• **Fragmento proporcionado**:
·····

El logro de la democracia presupone que los hombres asociados entre sí se vuelvan tan fuertes, estando juntos, que no sean obligados, con el miedo y con la esperanza, a renunciar a la propia autoconservación bien entendida.


Remo Bodei




Por: Luis Veloz






La enorme aceptación que existe por la democracia se debe, fundamentalmente, porque representa una de las luchas políticas más añejas hasta la fecha; su pasado histórico va ligado al poder ampliado, la desobediencia y, en efecto, a la resistencia a todo tipo de opresión. Ya sea al mando de un sólo gobernante, o a una elite centralizada en el uso no ético del poder. Sin embargo, su instrumentalización y la manera en la cual se expresa coloquialmente le añadió a la democracia equivocidad en cuanto concepto. ¿Qué es la democracia y qué la distingue de otras formas de gobierno?



De la tipología clásica a la democracia liberal.



Aristóteles en su Política propuso una tipología que hasta hoy sigue siendo un punto de referencia. Describió, en efecto, seis formas en las cuales se estructura un gobierno, las primeras son, con base en un criterio axiológico y jerárquico, buenas: el gobierno de uno (monarquía), el gobierno de pocos (aristocracia), el gobierno de muchos (politia). Esto, a la vez, deviene en sus tres formas malas: tiranía, oligarquía y, por último, la democracia. Aristóteles no fue un partidario de la democracia aunque, al momento de cruzar politia y democracia, lo hace en un punto medio. Es decir, se colocan a la par la peor de las buenas y la mejor de las malas. Mientras que los extremos no se cruzan, los medios sí. De ahí el sustento razonable que la sostiene. Ahora bien, pese a que no es la única tipología, ya que también contamos con la de Maquiavelo y Montesquieu, en el ámbito clásico la de Aristóteles permite apreciar una completa correlación entre la forma y el criterio axiológico, de modo explícito. Siendo además, el primero en hacerlo.

·····

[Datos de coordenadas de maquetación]
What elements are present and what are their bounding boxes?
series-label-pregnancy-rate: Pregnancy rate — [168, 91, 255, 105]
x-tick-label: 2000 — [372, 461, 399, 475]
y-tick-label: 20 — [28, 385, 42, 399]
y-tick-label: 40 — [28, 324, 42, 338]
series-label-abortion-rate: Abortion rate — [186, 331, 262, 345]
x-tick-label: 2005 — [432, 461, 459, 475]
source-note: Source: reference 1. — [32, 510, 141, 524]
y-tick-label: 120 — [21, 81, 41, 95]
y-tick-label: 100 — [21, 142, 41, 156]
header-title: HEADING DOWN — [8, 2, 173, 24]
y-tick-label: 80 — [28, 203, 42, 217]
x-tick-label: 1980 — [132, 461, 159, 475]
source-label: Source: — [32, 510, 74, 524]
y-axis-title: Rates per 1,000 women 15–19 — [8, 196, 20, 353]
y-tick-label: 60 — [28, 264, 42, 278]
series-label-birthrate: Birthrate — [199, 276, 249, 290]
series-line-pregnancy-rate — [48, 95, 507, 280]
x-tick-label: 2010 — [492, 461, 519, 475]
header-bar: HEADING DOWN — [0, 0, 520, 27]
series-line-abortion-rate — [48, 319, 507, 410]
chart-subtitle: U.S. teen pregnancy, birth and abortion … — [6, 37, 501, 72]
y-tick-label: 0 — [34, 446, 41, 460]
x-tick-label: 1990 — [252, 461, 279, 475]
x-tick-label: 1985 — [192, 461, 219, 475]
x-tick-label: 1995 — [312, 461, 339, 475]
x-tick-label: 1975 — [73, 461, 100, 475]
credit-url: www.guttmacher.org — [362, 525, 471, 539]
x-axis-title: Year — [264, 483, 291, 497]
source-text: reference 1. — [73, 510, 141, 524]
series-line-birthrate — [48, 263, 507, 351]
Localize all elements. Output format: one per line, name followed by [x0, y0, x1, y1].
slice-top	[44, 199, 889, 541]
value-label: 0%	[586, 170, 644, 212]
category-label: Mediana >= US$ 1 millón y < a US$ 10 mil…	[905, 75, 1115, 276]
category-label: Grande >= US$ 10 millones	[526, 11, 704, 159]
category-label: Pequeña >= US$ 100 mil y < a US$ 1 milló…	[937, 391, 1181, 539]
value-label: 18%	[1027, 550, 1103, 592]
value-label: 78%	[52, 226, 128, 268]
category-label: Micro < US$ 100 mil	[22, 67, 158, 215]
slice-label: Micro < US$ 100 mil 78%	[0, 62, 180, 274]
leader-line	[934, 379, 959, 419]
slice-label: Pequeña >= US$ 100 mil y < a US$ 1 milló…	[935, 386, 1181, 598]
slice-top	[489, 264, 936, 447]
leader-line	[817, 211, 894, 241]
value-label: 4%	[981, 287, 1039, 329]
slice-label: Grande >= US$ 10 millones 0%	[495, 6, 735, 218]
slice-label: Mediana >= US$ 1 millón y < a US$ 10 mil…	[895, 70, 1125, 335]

·····

• **Consigna 1**: Resume en dos oraciones el texto sobre la democracia.
• **Consigna 2**: Prolonga el texto sobre la democracia a partir de su última oración.

• **Respuesta 1**: La democracia goza de una enorme aceptación porque está ligada a antiguas luchas contra todo tipo de opresión, aunque su instrumentalización y su uso coloquial la han vuelto un concepto equívoco. En su Política, Aristóteles distinguió tres formas buenas de gobierno (monarquía, aristocracia y politia) y tres malas (tiranía, oligarquía y democracia), y situó la politia y la democracia en un punto medio, como la peor de las buenas y la mejor de las malas.

• **Respuesta 2**:
Sin embargo, la historia en su devenir cambia en grados importantes. Ésta es la razón por la cual requerimos de otros elementos de estudio, porque ahí donde la democracia etimológicamente se entiende como el gobierno de muchos, o del pueblo (demos/kratos), también muestra algunas singularidades que son importantes resaltar, como bien mostro David Held en su ya clásica obra Modelos de democracia. En la actualidad, afirma el autor:



Hay dos hechos históricos sorprendentes. En primer lugar, hoy día casi todo el mundo se dice ser demócrata, ya sean sus posturas de izquierda, centro derecha. Los regímenes políticos de todo tipo en, por ejemplo, Europa occidental, el bloque del Este y América latina dicen ser democracias. Sin embargo, lo que cada uno de estos regímenes dice, lo que hace, es radicalmente distinto. La democracia parece dotar de un aura de legitimidad a la vida política moderna: normas, leyes, políticas y decisiones parecen estar justificadas y ser apropiadas si son democracias[1].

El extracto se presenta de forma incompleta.